*PROBLEM TO SOLVE*: Find the string "this" in the entries and copy each line that has it.

*DATASET ENTRIES*:

= = = = =

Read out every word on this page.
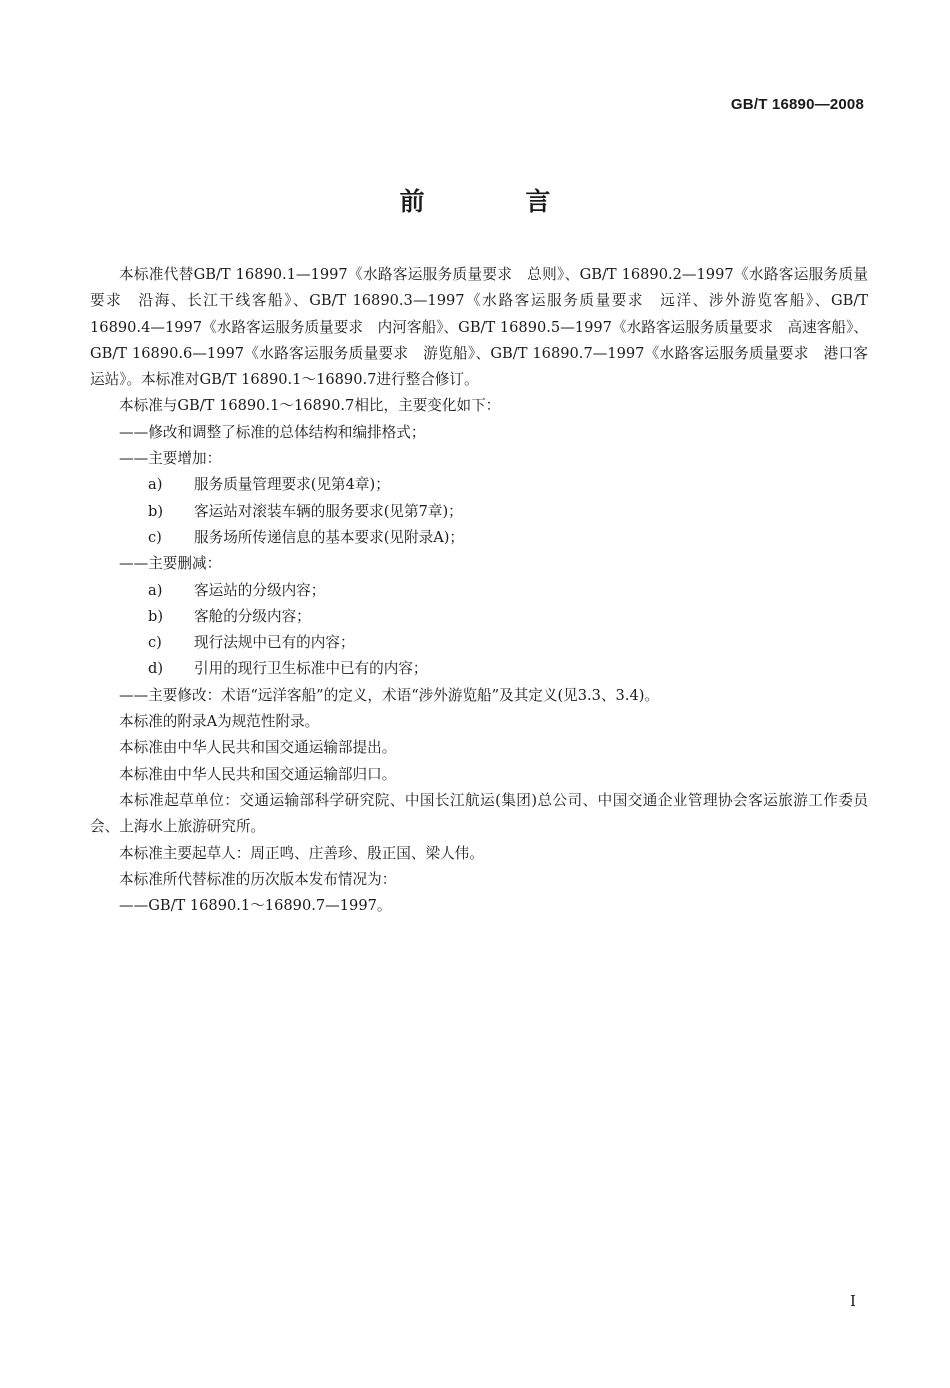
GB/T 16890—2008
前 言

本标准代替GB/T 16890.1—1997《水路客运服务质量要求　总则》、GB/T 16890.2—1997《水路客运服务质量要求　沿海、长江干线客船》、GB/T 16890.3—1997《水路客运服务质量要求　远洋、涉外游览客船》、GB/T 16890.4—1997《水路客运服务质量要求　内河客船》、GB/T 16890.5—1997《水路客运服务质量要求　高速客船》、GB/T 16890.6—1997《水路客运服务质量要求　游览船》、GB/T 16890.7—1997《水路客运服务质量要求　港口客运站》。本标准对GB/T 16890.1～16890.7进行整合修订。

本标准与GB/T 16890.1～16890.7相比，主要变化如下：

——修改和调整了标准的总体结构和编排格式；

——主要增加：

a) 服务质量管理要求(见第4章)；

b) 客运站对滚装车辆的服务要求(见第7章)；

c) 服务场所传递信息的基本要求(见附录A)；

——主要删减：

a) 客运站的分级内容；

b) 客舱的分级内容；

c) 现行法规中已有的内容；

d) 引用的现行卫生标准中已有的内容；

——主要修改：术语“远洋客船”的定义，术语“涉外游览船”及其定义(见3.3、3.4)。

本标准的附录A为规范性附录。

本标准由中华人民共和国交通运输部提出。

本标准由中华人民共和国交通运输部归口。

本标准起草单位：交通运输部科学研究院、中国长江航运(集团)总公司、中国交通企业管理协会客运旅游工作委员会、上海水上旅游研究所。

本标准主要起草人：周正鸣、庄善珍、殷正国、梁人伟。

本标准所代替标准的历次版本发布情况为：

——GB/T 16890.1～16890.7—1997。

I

= = = = =

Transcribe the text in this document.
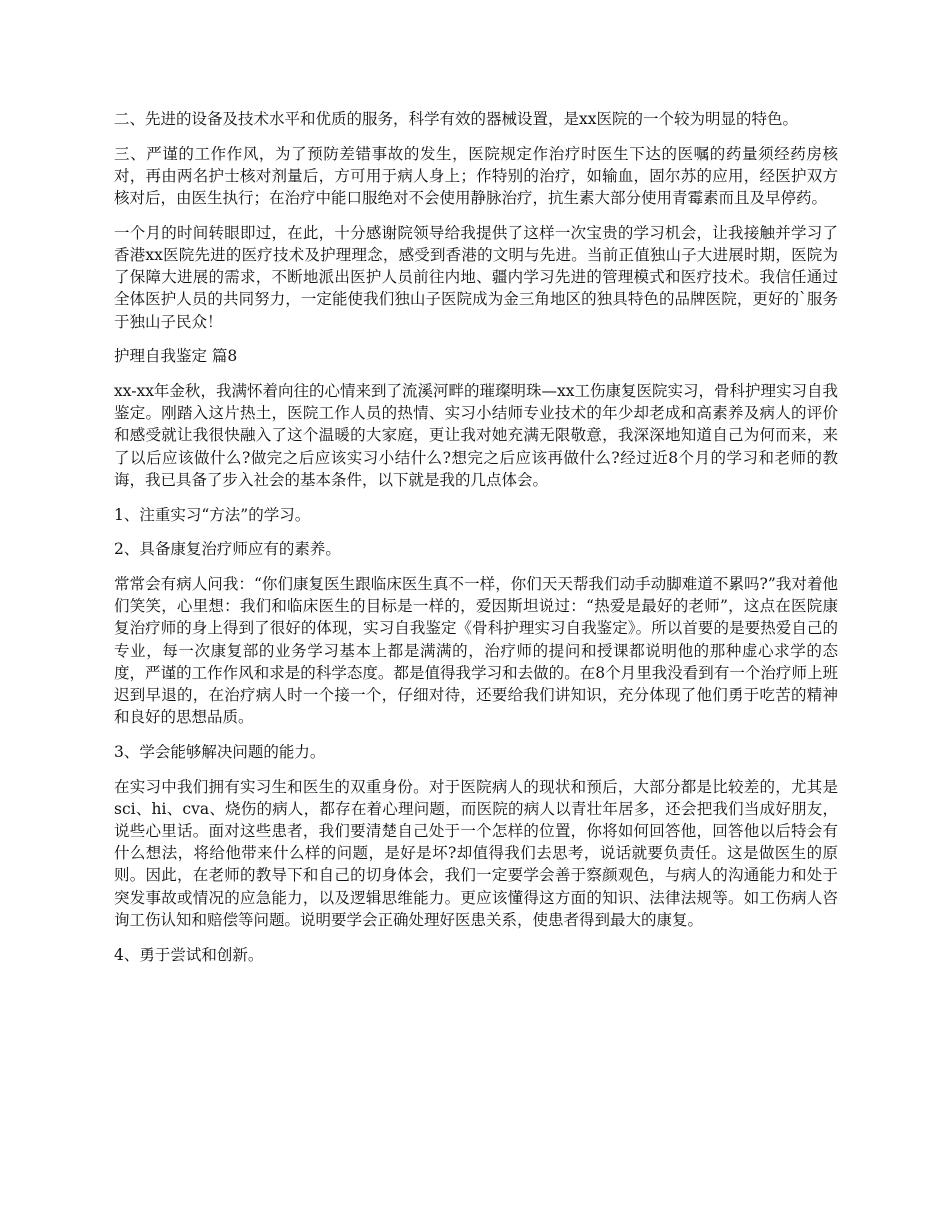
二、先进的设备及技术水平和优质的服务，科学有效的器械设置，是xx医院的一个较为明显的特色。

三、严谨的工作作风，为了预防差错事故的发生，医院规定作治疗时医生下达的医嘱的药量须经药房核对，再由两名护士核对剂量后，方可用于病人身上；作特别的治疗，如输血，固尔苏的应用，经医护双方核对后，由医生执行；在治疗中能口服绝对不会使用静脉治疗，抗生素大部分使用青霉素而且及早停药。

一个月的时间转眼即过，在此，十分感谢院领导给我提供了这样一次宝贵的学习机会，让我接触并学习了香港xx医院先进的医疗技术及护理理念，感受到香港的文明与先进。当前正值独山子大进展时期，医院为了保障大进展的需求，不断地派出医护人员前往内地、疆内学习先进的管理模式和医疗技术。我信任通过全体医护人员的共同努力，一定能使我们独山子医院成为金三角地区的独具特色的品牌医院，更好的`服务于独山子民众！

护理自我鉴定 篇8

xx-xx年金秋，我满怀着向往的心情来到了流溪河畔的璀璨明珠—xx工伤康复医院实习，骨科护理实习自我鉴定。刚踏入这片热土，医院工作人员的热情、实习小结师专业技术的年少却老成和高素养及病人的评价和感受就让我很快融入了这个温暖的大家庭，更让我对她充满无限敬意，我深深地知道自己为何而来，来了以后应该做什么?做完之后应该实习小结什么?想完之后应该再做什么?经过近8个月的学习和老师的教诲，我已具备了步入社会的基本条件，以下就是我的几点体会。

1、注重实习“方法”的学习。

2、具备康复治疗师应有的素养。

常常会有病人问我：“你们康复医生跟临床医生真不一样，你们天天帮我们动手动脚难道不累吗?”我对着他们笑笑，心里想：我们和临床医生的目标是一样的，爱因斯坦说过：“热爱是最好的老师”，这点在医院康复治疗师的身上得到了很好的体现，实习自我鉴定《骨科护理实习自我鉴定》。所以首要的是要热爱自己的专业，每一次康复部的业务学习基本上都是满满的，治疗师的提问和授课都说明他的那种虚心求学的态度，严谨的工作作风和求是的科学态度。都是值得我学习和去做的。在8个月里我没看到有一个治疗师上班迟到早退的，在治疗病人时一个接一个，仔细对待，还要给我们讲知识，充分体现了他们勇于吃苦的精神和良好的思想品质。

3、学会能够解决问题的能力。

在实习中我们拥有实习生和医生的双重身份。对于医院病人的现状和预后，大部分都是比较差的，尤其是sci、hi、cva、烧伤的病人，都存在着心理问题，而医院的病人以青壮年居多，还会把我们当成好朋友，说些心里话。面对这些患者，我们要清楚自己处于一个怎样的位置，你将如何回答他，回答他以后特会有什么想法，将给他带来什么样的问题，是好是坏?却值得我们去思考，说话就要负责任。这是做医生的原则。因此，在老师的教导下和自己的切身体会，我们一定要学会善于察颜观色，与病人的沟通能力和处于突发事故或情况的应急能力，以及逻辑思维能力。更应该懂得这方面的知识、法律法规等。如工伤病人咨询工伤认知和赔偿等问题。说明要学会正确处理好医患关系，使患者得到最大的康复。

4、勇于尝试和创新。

= = = = =

*RESPONSE BELOW*:
Read out every word on this page.
Transcribe the text in this document.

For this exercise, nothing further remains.